## Directive
Track down each line that has the word "Baja" and copy it.

## Collected data entries
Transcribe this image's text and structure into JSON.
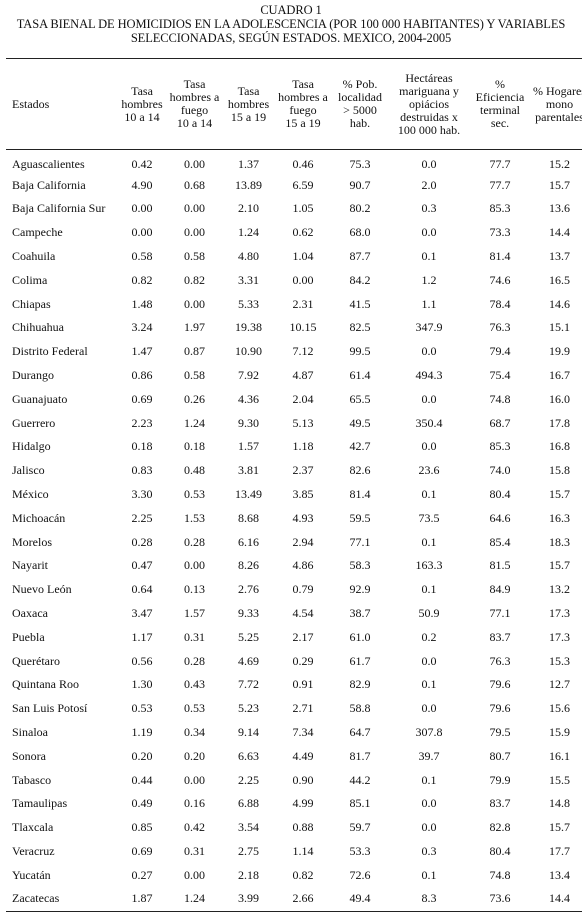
{
  "caption": {
    "line1": "CUADRO 1",
    "line2": "TASA BIENAL DE HOMICIDIOS EN LA ADOLESCENCIA (POR 100 000 HABITANTES) Y VARIABLES",
    "line3": "SELECCIONADAS, SEGÚN ESTADOS. MEXICO, 2004-2005"
  },
  "headers": [
    [
      "Estados"
    ],
    [
      "Tasa",
      "hombres",
      "10 a 14"
    ],
    [
      "Tasa",
      "hombres a",
      "fuego",
      "10 a 14"
    ],
    [
      "Tasa",
      "hombres",
      "15 a 19"
    ],
    [
      "Tasa",
      "hombres a",
      "fuego",
      "15 a 19"
    ],
    [
      "% Pob.",
      "localidad",
      "> 5000",
      "hab."
    ],
    [
      "Hectáreas",
      "mariguana y",
      "opiácios",
      "destruidas x",
      "100 000 hab."
    ],
    [
      "%",
      "Eficiencia",
      "terminal",
      "sec."
    ],
    [
      "% Hogares",
      "mono",
      "parentales"
    ]
  ],
  "rows": [
    [
      "Aguascalientes",
      "0.42",
      "0.00",
      "1.37",
      "0.46",
      "75.3",
      "0.0",
      "77.7",
      "15.2"
    ],
    [
      "Baja California",
      "4.90",
      "0.68",
      "13.89",
      "6.59",
      "90.7",
      "2.0",
      "77.7",
      "15.7"
    ],
    [
      "Baja California Sur",
      "0.00",
      "0.00",
      "2.10",
      "1.05",
      "80.2",
      "0.3",
      "85.3",
      "13.6"
    ],
    [
      "Campeche",
      "0.00",
      "0.00",
      "1.24",
      "0.62",
      "68.0",
      "0.0",
      "73.3",
      "14.4"
    ],
    [
      "Coahuila",
      "0.58",
      "0.58",
      "4.80",
      "1.04",
      "87.7",
      "0.1",
      "81.4",
      "13.7"
    ],
    [
      "Colima",
      "0.82",
      "0.82",
      "3.31",
      "0.00",
      "84.2",
      "1.2",
      "74.6",
      "16.5"
    ],
    [
      "Chiapas",
      "1.48",
      "0.00",
      "5.33",
      "2.31",
      "41.5",
      "1.1",
      "78.4",
      "14.6"
    ],
    [
      "Chihuahua",
      "3.24",
      "1.97",
      "19.38",
      "10.15",
      "82.5",
      "347.9",
      "76.3",
      "15.1"
    ],
    [
      "Distrito Federal",
      "1.47",
      "0.87",
      "10.90",
      "7.12",
      "99.5",
      "0.0",
      "79.4",
      "19.9"
    ],
    [
      "Durango",
      "0.86",
      "0.58",
      "7.92",
      "4.87",
      "61.4",
      "494.3",
      "75.4",
      "16.7"
    ],
    [
      "Guanajuato",
      "0.69",
      "0.26",
      "4.36",
      "2.04",
      "65.5",
      "0.0",
      "74.8",
      "16.0"
    ],
    [
      "Guerrero",
      "2.23",
      "1.24",
      "9.30",
      "5.13",
      "49.5",
      "350.4",
      "68.7",
      "17.8"
    ],
    [
      "Hidalgo",
      "0.18",
      "0.18",
      "1.57",
      "1.18",
      "42.7",
      "0.0",
      "85.3",
      "16.8"
    ],
    [
      "Jalisco",
      "0.83",
      "0.48",
      "3.81",
      "2.37",
      "82.6",
      "23.6",
      "74.0",
      "15.8"
    ],
    [
      "México",
      "3.30",
      "0.53",
      "13.49",
      "3.85",
      "81.4",
      "0.1",
      "80.4",
      "15.7"
    ],
    [
      "Michoacán",
      "2.25",
      "1.53",
      "8.68",
      "4.93",
      "59.5",
      "73.5",
      "64.6",
      "16.3"
    ],
    [
      "Morelos",
      "0.28",
      "0.28",
      "6.16",
      "2.94",
      "77.1",
      "0.1",
      "85.4",
      "18.3"
    ],
    [
      "Nayarit",
      "0.47",
      "0.00",
      "8.26",
      "4.86",
      "58.3",
      "163.3",
      "81.5",
      "15.7"
    ],
    [
      "Nuevo León",
      "0.64",
      "0.13",
      "2.76",
      "0.79",
      "92.9",
      "0.1",
      "84.9",
      "13.2"
    ],
    [
      "Oaxaca",
      "3.47",
      "1.57",
      "9.33",
      "4.54",
      "38.7",
      "50.9",
      "77.1",
      "17.3"
    ],
    [
      "Puebla",
      "1.17",
      "0.31",
      "5.25",
      "2.17",
      "61.0",
      "0.2",
      "83.7",
      "17.3"
    ],
    [
      "Querétaro",
      "0.56",
      "0.28",
      "4.69",
      "0.29",
      "61.7",
      "0.0",
      "76.3",
      "15.3"
    ],
    [
      "Quintana Roo",
      "1.30",
      "0.43",
      "7.72",
      "0.91",
      "82.9",
      "0.1",
      "79.6",
      "12.7"
    ],
    [
      "San Luis Potosí",
      "0.53",
      "0.53",
      "5.23",
      "2.71",
      "58.8",
      "0.0",
      "79.6",
      "15.6"
    ],
    [
      "Sinaloa",
      "1.19",
      "0.34",
      "9.14",
      "7.34",
      "64.7",
      "307.8",
      "79.5",
      "15.9"
    ],
    [
      "Sonora",
      "0.20",
      "0.20",
      "6.63",
      "4.49",
      "81.7",
      "39.7",
      "80.7",
      "16.1"
    ],
    [
      "Tabasco",
      "0.44",
      "0.00",
      "2.25",
      "0.90",
      "44.2",
      "0.1",
      "79.9",
      "15.5"
    ],
    [
      "Tamaulipas",
      "0.49",
      "0.16",
      "6.88",
      "4.99",
      "85.1",
      "0.0",
      "83.7",
      "14.8"
    ],
    [
      "Tlaxcala",
      "0.85",
      "0.42",
      "3.54",
      "0.88",
      "59.7",
      "0.0",
      "82.8",
      "15.7"
    ],
    [
      "Veracruz",
      "0.69",
      "0.31",
      "2.75",
      "1.14",
      "53.3",
      "0.3",
      "80.4",
      "17.7"
    ],
    [
      "Yucatán",
      "0.27",
      "0.00",
      "2.18",
      "0.82",
      "72.6",
      "0.1",
      "74.8",
      "13.4"
    ],
    [
      "Zacatecas",
      "1.87",
      "1.24",
      "3.99",
      "2.66",
      "49.4",
      "8.3",
      "73.6",
      "14.4"
    ]
  ]
}
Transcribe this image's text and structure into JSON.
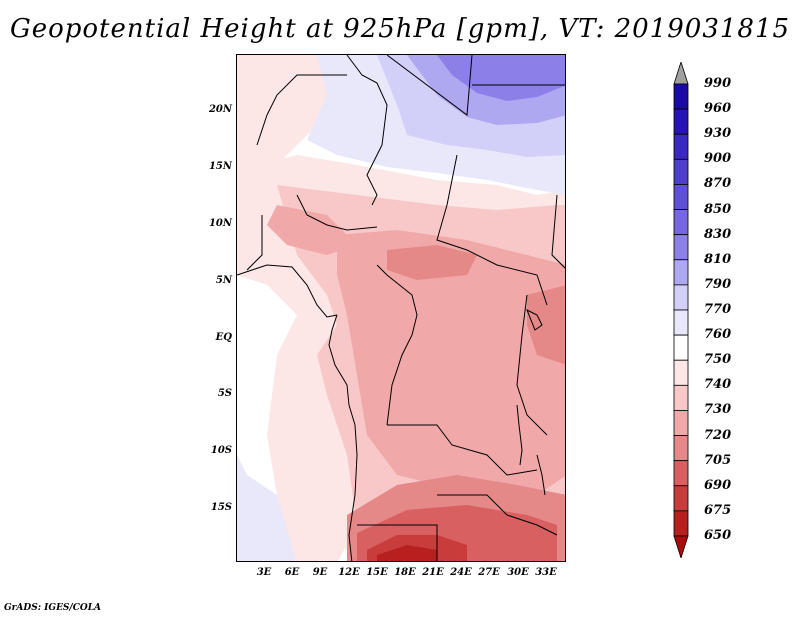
{
  "title": "Geopotential Height at 925hPa [gpm], VT: 2019031815",
  "latitude_labels": [
    "20N",
    "15N",
    "10N",
    "5N",
    "EQ",
    "5S",
    "10S",
    "15S"
  ],
  "longitude_labels": [
    "3E",
    "6E",
    "9E",
    "12E",
    "15E",
    "18E",
    "21E",
    "24E",
    "27E",
    "30E",
    "33E"
  ],
  "colorbar": {
    "levels": [
      "990",
      "960",
      "930",
      "900",
      "870",
      "850",
      "830",
      "810",
      "790",
      "770",
      "760",
      "750",
      "740",
      "730",
      "720",
      "705",
      "690",
      "675",
      "650"
    ],
    "colors": [
      "#1a0aa6",
      "#2814b4",
      "#3a28c0",
      "#4d3fcc",
      "#6050d8",
      "#7666e0",
      "#8c80e8",
      "#aea8f0",
      "#d2d0f8",
      "#e8e8fa",
      "#ffffff",
      "#fde6e6",
      "#f8c8c8",
      "#f0a8a8",
      "#e58888",
      "#d86060",
      "#c83c3c",
      "#b82020",
      "#a80c0c"
    ],
    "top_arrow_color": "#a0a0a0",
    "bottom_arrow_color": "#a80c0c"
  },
  "credit": "GrADS: IGES/COLA"
}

## Result of this exercise
      "Baja California",
      "Baja California Sur",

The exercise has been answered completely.